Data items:
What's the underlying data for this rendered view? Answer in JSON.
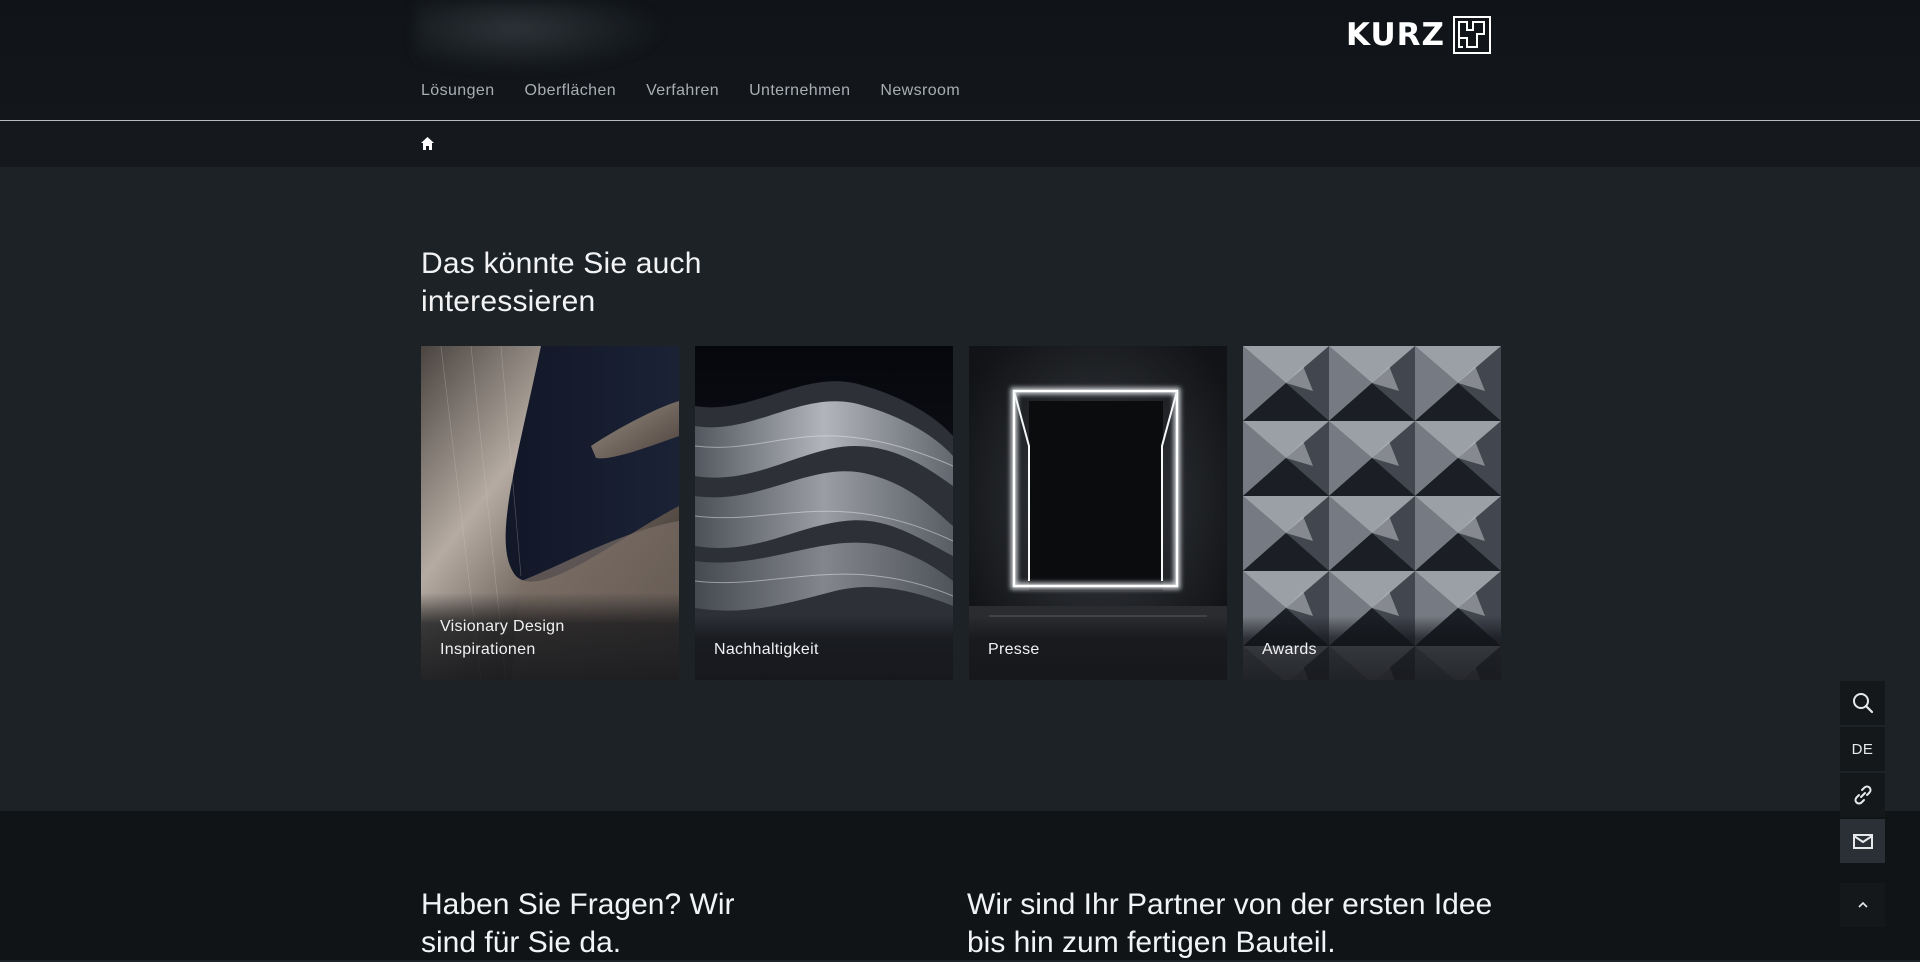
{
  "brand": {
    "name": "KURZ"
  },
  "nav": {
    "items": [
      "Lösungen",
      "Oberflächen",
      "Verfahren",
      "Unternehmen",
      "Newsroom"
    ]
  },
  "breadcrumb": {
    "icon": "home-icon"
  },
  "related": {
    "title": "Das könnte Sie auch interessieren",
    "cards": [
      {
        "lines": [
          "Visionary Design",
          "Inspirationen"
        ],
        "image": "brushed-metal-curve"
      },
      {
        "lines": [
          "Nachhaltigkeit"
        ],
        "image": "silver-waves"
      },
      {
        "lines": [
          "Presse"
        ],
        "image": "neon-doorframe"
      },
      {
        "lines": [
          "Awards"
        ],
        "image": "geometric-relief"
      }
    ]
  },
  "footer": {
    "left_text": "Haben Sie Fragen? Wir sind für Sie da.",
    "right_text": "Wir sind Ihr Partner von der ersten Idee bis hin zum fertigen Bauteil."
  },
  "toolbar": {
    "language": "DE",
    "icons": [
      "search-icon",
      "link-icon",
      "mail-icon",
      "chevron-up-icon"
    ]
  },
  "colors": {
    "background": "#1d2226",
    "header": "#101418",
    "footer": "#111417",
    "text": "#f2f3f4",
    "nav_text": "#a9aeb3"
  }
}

---

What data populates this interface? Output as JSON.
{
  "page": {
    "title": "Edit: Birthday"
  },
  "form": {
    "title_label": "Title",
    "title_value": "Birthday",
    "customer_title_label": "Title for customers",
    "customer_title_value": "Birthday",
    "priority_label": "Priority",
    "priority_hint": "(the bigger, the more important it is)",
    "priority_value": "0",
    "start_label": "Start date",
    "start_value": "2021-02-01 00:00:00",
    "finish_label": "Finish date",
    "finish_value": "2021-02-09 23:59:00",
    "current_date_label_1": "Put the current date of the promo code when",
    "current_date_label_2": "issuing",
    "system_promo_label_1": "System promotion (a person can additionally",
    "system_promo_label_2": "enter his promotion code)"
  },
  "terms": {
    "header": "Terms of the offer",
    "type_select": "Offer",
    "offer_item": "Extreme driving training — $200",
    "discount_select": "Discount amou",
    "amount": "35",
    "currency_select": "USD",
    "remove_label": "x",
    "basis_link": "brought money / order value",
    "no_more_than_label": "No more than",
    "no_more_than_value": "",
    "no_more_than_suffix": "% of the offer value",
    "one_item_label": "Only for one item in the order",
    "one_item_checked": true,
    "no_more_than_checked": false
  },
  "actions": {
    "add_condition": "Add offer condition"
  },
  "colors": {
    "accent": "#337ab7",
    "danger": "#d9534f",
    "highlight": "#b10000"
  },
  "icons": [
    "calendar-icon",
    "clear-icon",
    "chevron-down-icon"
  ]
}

THE PROBLEM: Count up every line above that has the word "order" in it; answer with the number alone.

TASK RESULT: 2